[Records contained in a dataset]
[BEGIN]

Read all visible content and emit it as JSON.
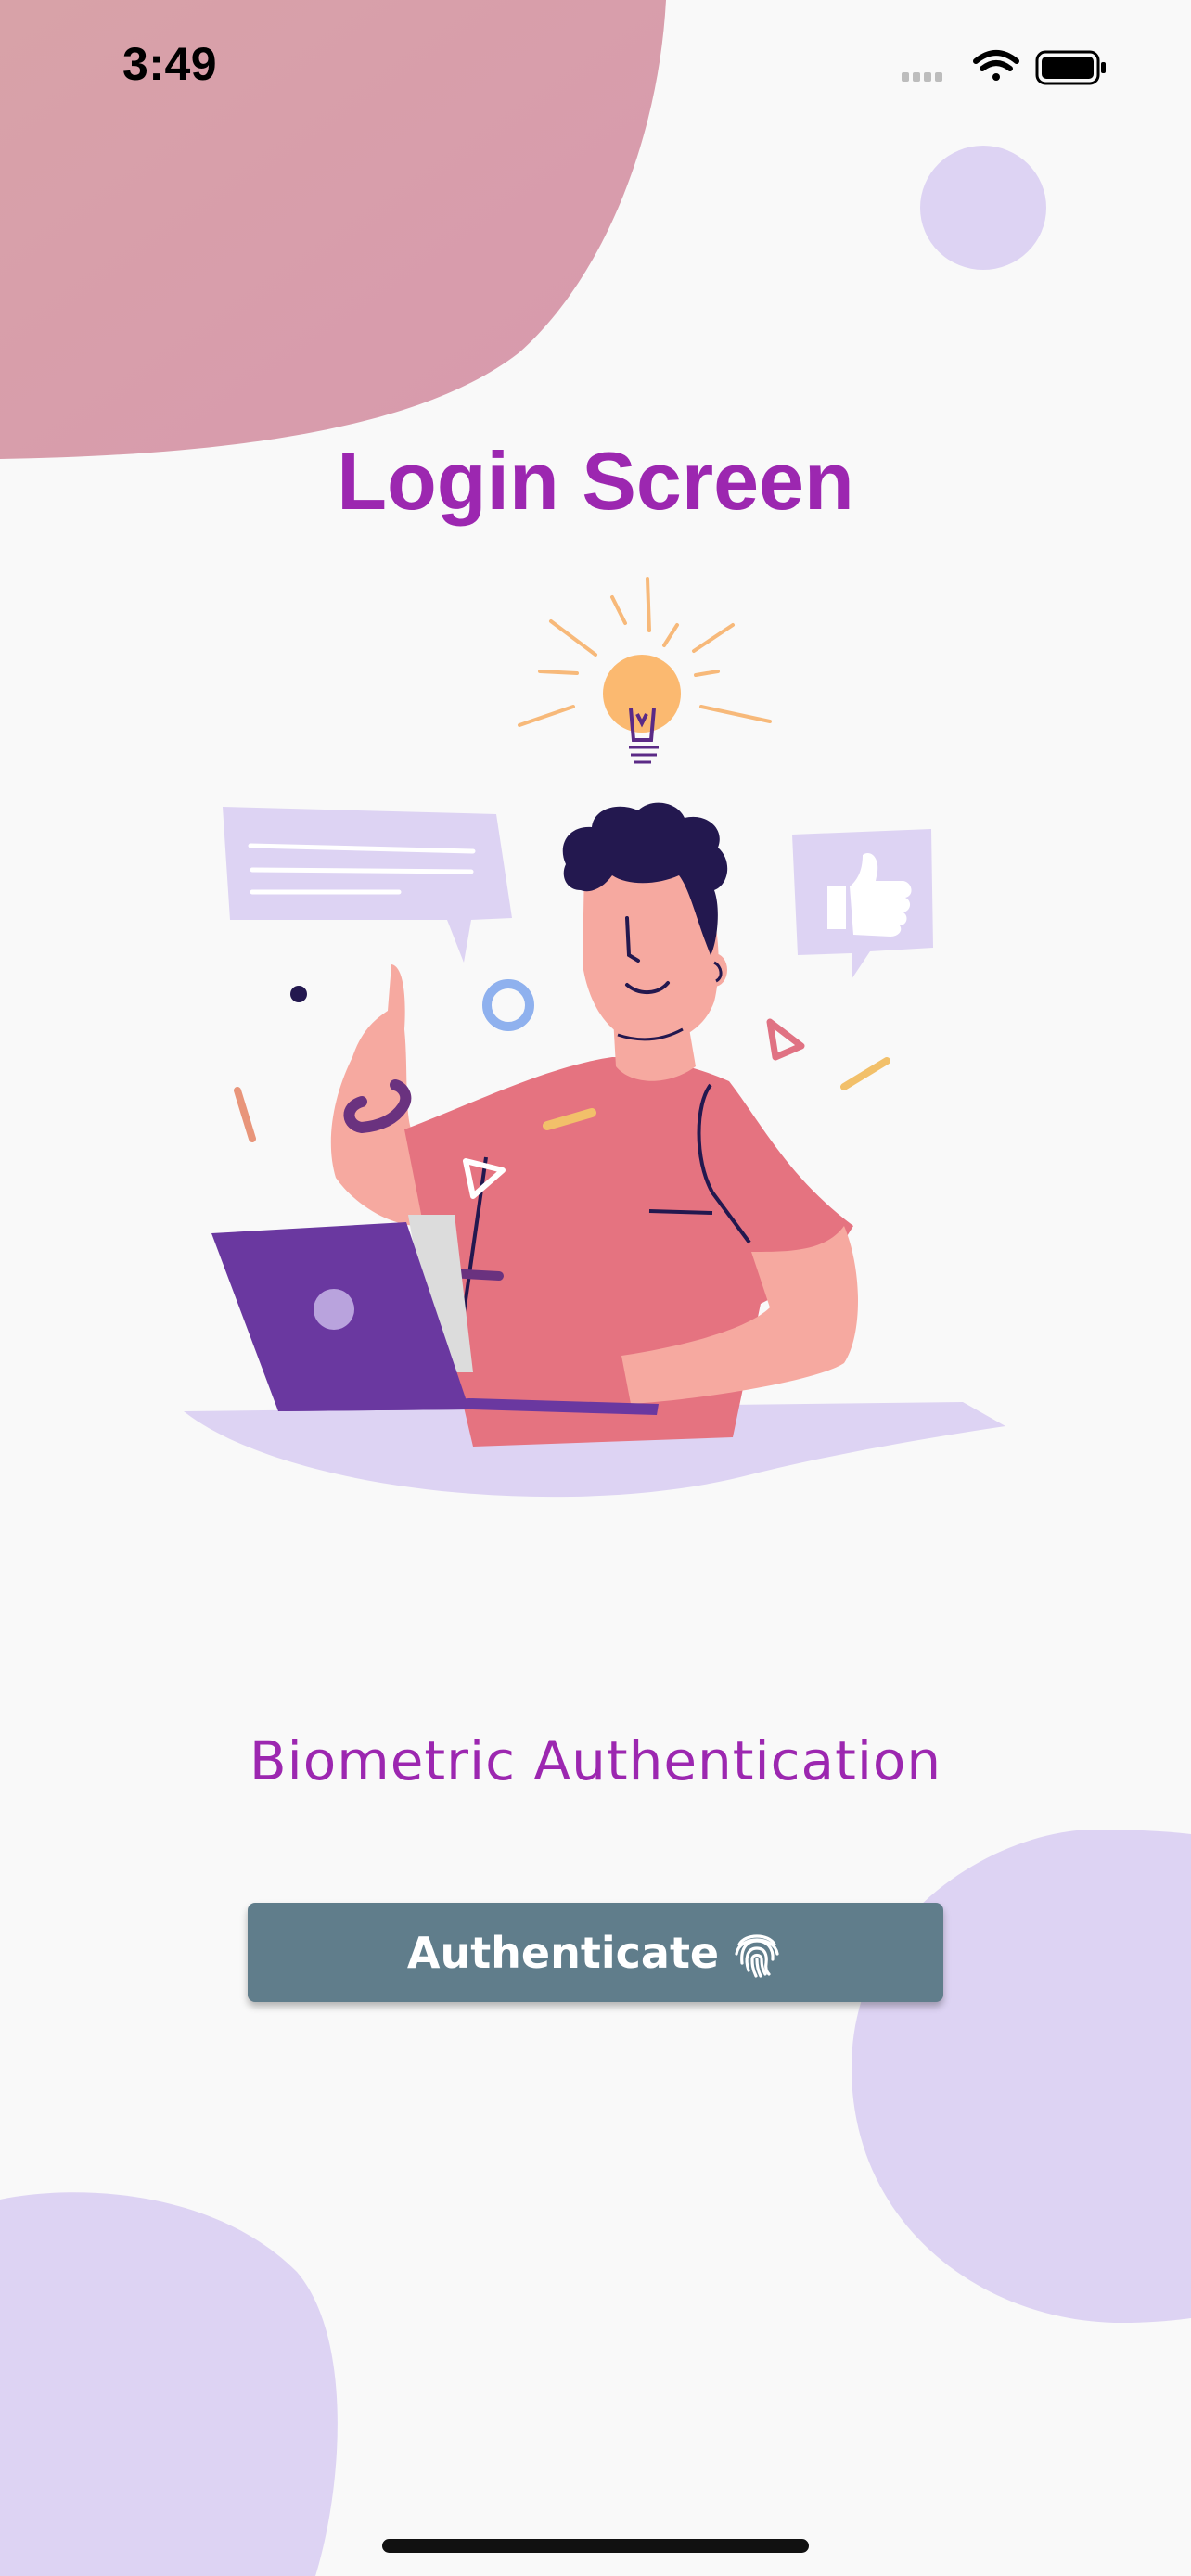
{
  "status_bar": {
    "time": "3:49",
    "icons": [
      "signal-icon",
      "wifi-icon",
      "battery-icon"
    ]
  },
  "title": "Login Screen",
  "illustration": {
    "icon": "person-at-laptop-with-idea-illustration"
  },
  "subtitle": "Biometric Authentication",
  "button": {
    "label": "Authenticate",
    "icon": "fingerprint-icon"
  },
  "colors": {
    "background": "#f9f9f9",
    "accent": "#9c27b0",
    "button": "#607d8b",
    "blob_pink": "#d89aa9",
    "blob_lavender": "#ddd3f3"
  }
}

[END]

### [WHAT THE EXERCISE ASKS]
Repeat the data above exactly, but not the pictures.

### [WORKED ANSWER]
Read all visible content and emit it as JSON.
{
  "status_bar": {
    "time": "3:49",
    "icons": [
      "signal-icon",
      "wifi-icon",
      "battery-icon"
    ]
  },
  "title": "Login Screen",
  "illustration": {
    "icon": "person-at-laptop-with-idea-illustration"
  },
  "subtitle": "Biometric Authentication",
  "button": {
    "label": "Authenticate",
    "icon": "fingerprint-icon"
  },
  "colors": {
    "background": "#f9f9f9",
    "accent": "#9c27b0",
    "button": "#607d8b",
    "blob_pink": "#d89aa9",
    "blob_lavender": "#ddd3f3"
  }
}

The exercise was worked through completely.